La fraternità nella nuova enciclica
di Papa Francesco
- di Rino Fisichella
Fratelli, fraternità, fratellanza sono
termini che ricorrono frequentemente nell’enciclica, utilizzati spesso come
sinonimi anche se la semantica evidenzia alcune sfumature che ne caratterizzano
il senso. Prendere tra le mani il testo del Papa partendo da questi concetti
può essere utile per entrare maggiormente nel suo insegnamento. La categoria di
fraternità sembra essere assunta da Francesco per tentare di trovare nell’epoca
della globalizzazione un denominatore comune che possa permettere il dialogo e
il confronto sincero tra le persone che abitano il nostro piccolo mondo. Il
tentativo è lodevole. In altre epoche della storia i cristiani non si sono
sottratti a questa impresa. Forti del comando all’evangelizzazione, hanno
sempre intrapreso la strada per comprendere quale via migliore si dovesse
seguire. Ai primordi della nostra storia, ad esempio, colpisce non poco
l’esperienza di Giustino che nel suo Dialogo con Trifone non
fa altro che perseguire la strada dell’incontro con il suo interlocutore pagano
per annunciare la novità della fede cristiana. Alla stessa stregua, Tommaso
d’Aquino scrive la sua Summa contra Gentiles con l’obiettivo
di dialogare con ebrei e mussulmani. Non potendolo fare alla luce della Bibbia,
ritrovò nella categoria della “ragione” lo spazio necessario per un dialogo
universale. Ai nostri giorni, giunge questa enciclica di Francesco con la
categoria di “fratellanza” per esprimere la preoccupazione di trovare un
interfaccia comune per il dialogo tra i popoli e le religioni. L’intento è
chiaro: «Pur avendola scritta a partire dalle mie convinzioni cristiane, che mi
animano e mi nutrono, ho cercato di farlo in modo che la riflessione si apra al
dialogo con tutte le persone di buona volontà» (n. 6).
I
termini usati da Papa Francesco, comunque, si muovono nel solco di almeno tre
contesti peculiari che è bene non dimenticare. Il primo è l’orizzonte
della spiritualità francescana. Il Papa lo esplicita fin
dall’inizio dell’enciclica quando ricorda che l’appellativo utilizzato dal
santo di Assisi era rivolto in forza dell’amore evangelico a tutti, vicini e
lontani non solo nel senso spaziale, per proporre «una forma di vita dal sapore
di Vangelo» (n. 1). Per san Francesco, che chiamava “sorella” perfino la morte,
l’essenziale consisteva nel riconoscere ogni singola persona, senza distinzione
alcuna per il colore della pelle, lo stato sociale, la religione e la
sessualità, come un fratello e una sorella da amare. Chiamarli fratelli e
sorelle era lo strumento, la mediazione per far emergere il
vero contenuto della fede: l’amore di Gesù Cristo. Se si dovesse togliere
questa componente, si distruggerebbe l’originalità stessa della fede e con essa
l’esigenza dell’evangelizzazione come testimonianza dell’incontro con il
Risorto che invia quanti credono in lui a partecipare alla trasformazione del
mondo con un nuovo stile di vita.

#### Esercizi scritti:
1. Nel testo sulla fraternità nell'enciclica, in quale categoria Tommaso d'Aquino trovò lo spazio per un dialogo universale?
2. Elenca tutti gli aspetti che, secondo il testo sulla fraternità nell'enciclica, san Francesco escludeva come motivo di distinzione nel riconoscere ogni persona come fratello o sorella.

#### Dati forniti:
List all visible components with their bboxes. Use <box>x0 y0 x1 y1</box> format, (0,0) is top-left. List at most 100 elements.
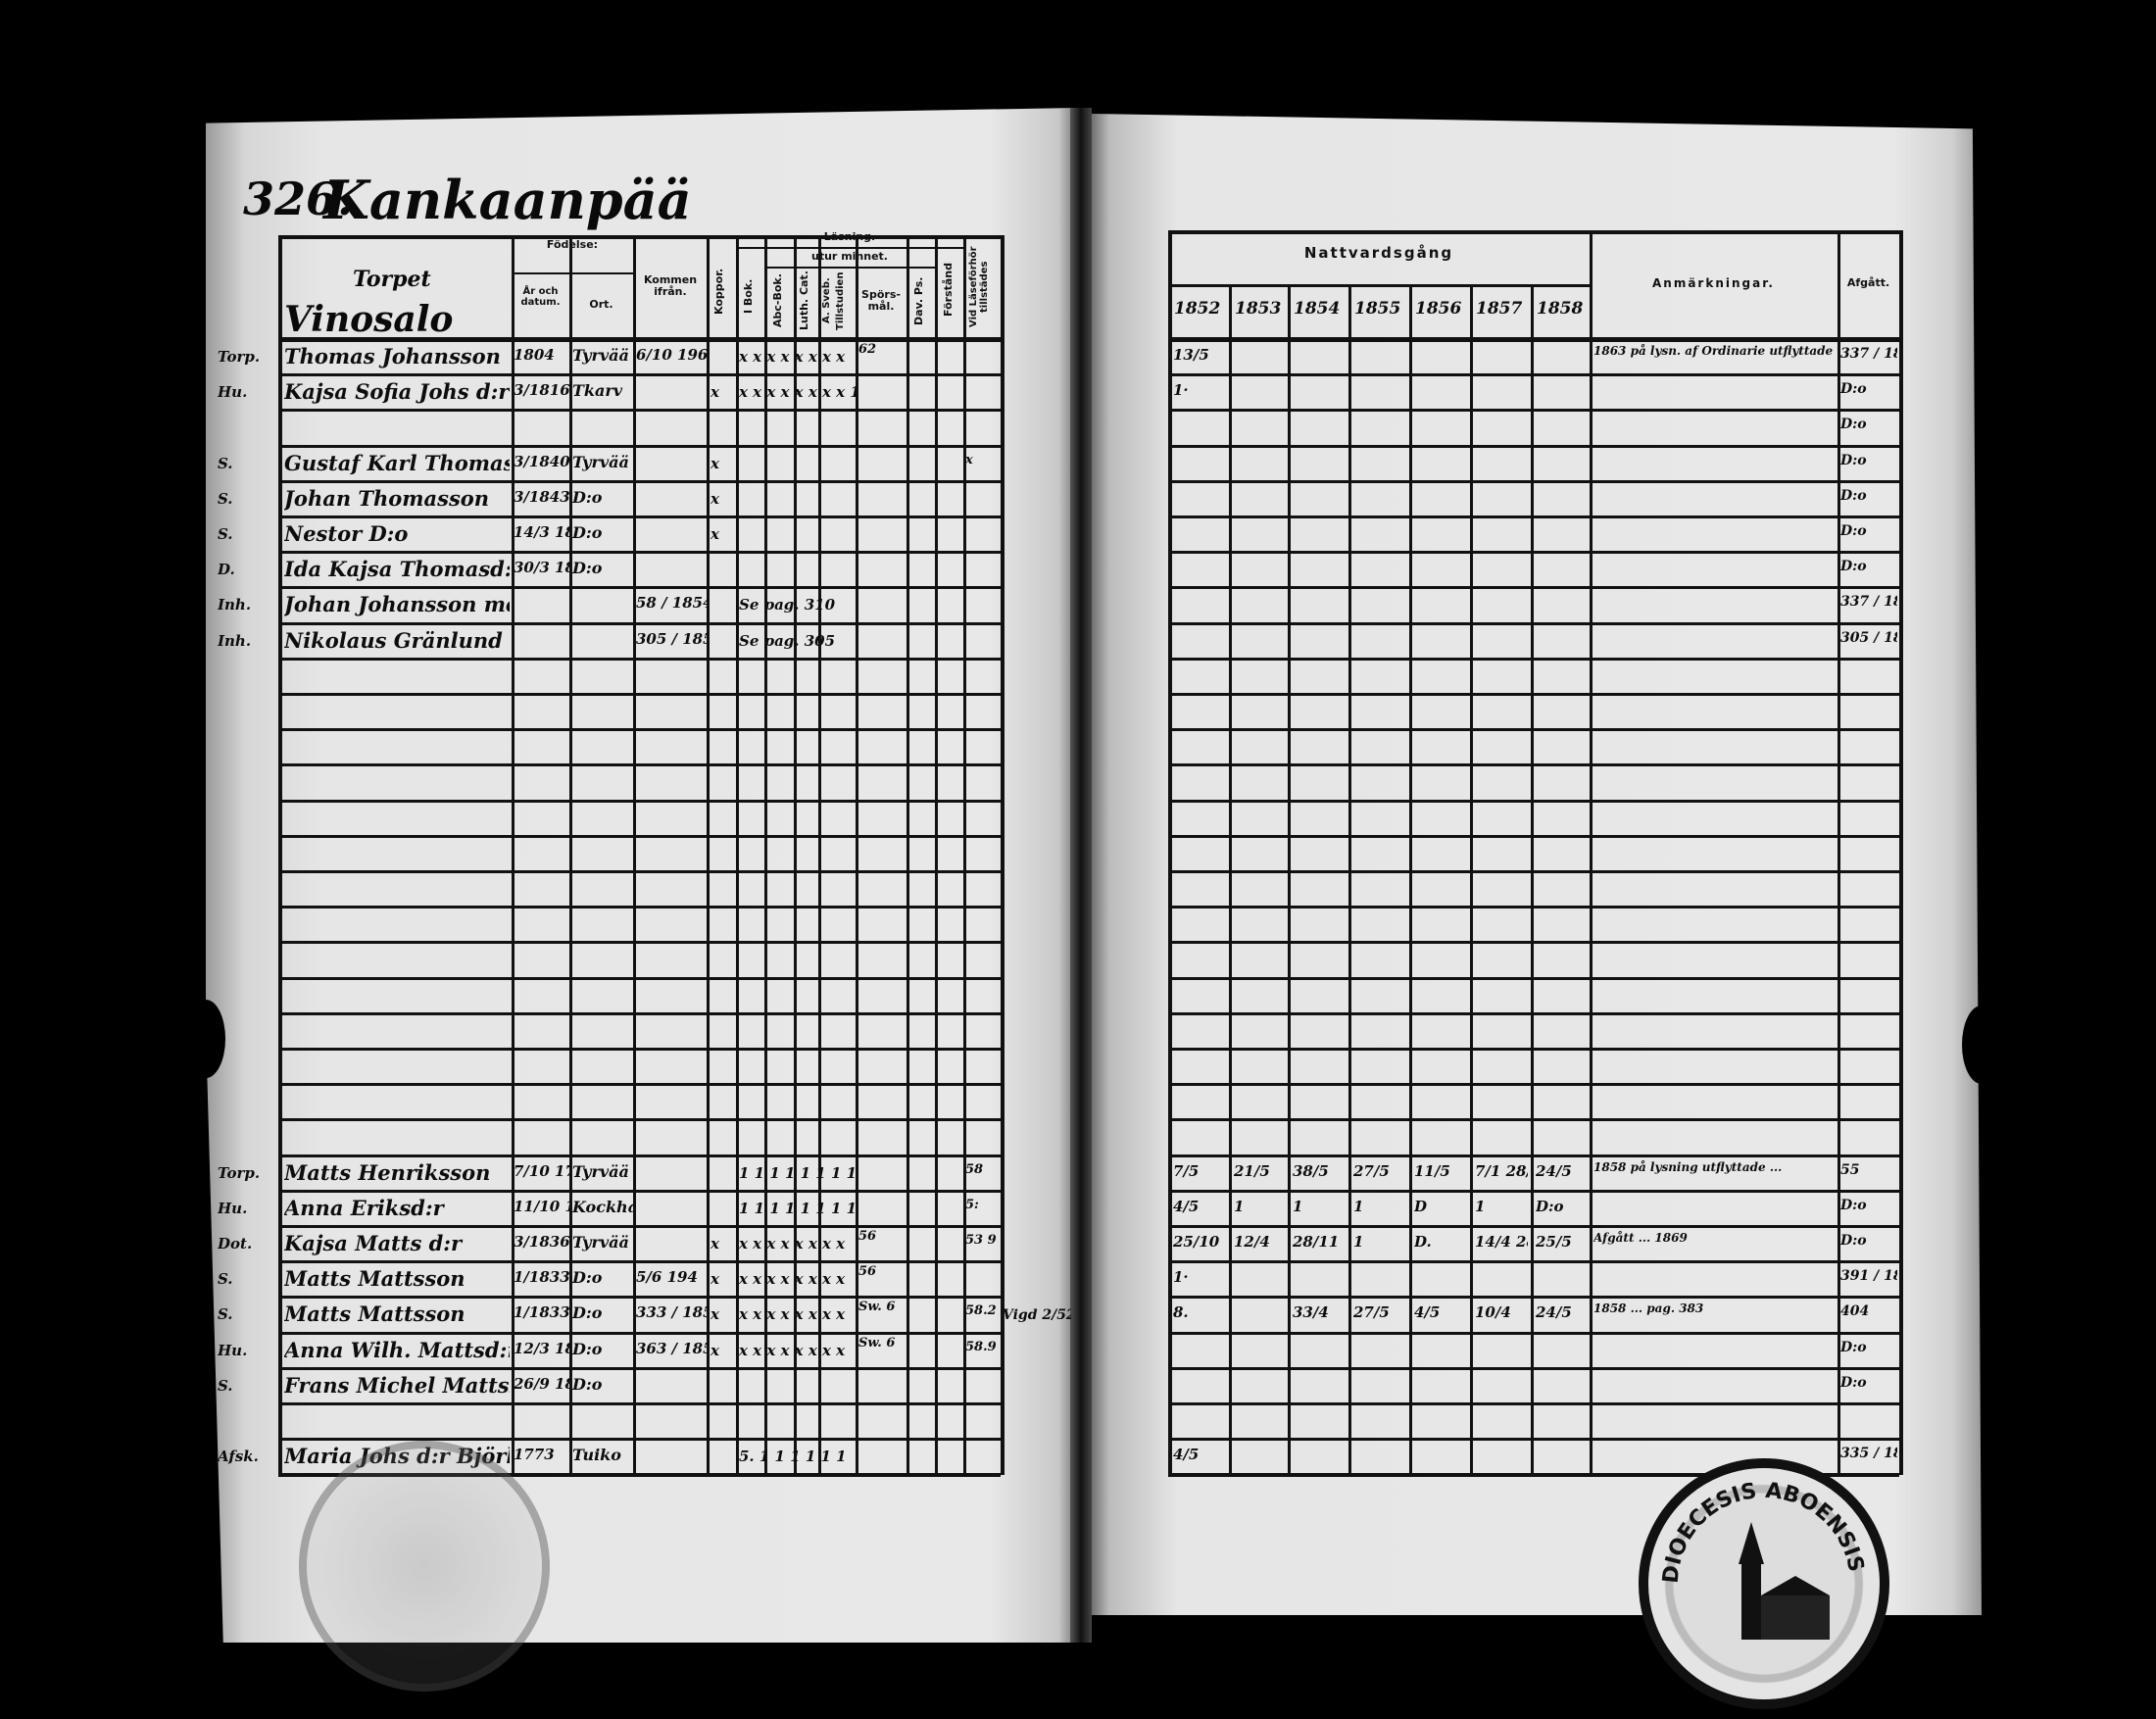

#### Soluzioni proposte:
1. Nella categoria della "ragione".

2. Il colore della pelle, lo stato sociale, la religione, la sessualità.